DATA SUPPLIED:

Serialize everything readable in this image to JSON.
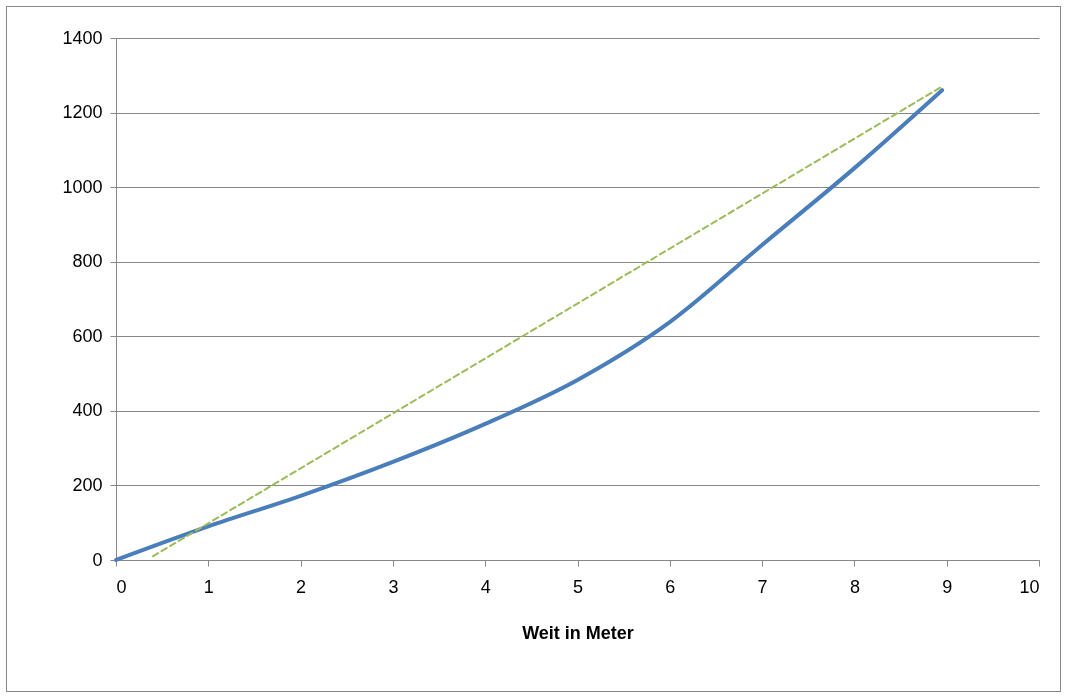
{
  "chart_data": {
    "type": "line",
    "xlabel": "Weit in Meter",
    "xlim": [
      0,
      10
    ],
    "xticks": [
      0,
      1,
      2,
      3,
      4,
      5,
      6,
      7,
      8,
      9,
      10
    ],
    "ylim": [
      0,
      1400
    ],
    "yticks": [
      0,
      200,
      400,
      600,
      800,
      1000,
      1200,
      1400
    ],
    "grid": "y",
    "marker": "none",
    "series": [
      {
        "color": "#4a7ebb",
        "line_style": "solid",
        "x": [
          0,
          1,
          2,
          3,
          4,
          5,
          6,
          7,
          8,
          8.95
        ],
        "values": [
          0,
          90,
          172,
          263,
          365,
          483,
          638,
          845,
          1051,
          1260
        ]
      },
      {
        "color": "#9bbb59",
        "line_style": "dashed",
        "x": [
          0.4,
          8.95
        ],
        "values": [
          10,
          1270
        ]
      }
    ]
  }
}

EXERCISE REQUIREMENTS: Omit the pictures and output all of the other material exactly.

WRITTEN ANSWER:
Serialize everything readable in this image to JSON.
{
  "chart_data": {
    "type": "line",
    "xlabel": "Weit in Meter",
    "xlim": [
      0,
      10
    ],
    "xticks": [
      0,
      1,
      2,
      3,
      4,
      5,
      6,
      7,
      8,
      9,
      10
    ],
    "ylim": [
      0,
      1400
    ],
    "yticks": [
      0,
      200,
      400,
      600,
      800,
      1000,
      1200,
      1400
    ],
    "grid": "y",
    "marker": "none",
    "series": [
      {
        "color": "#4a7ebb",
        "line_style": "solid",
        "x": [
          0,
          1,
          2,
          3,
          4,
          5,
          6,
          7,
          8,
          8.95
        ],
        "values": [
          0,
          90,
          172,
          263,
          365,
          483,
          638,
          845,
          1051,
          1260
        ]
      },
      {
        "color": "#9bbb59",
        "line_style": "dashed",
        "x": [
          0.4,
          8.95
        ],
        "values": [
          10,
          1270
        ]
      }
    ]
  }
}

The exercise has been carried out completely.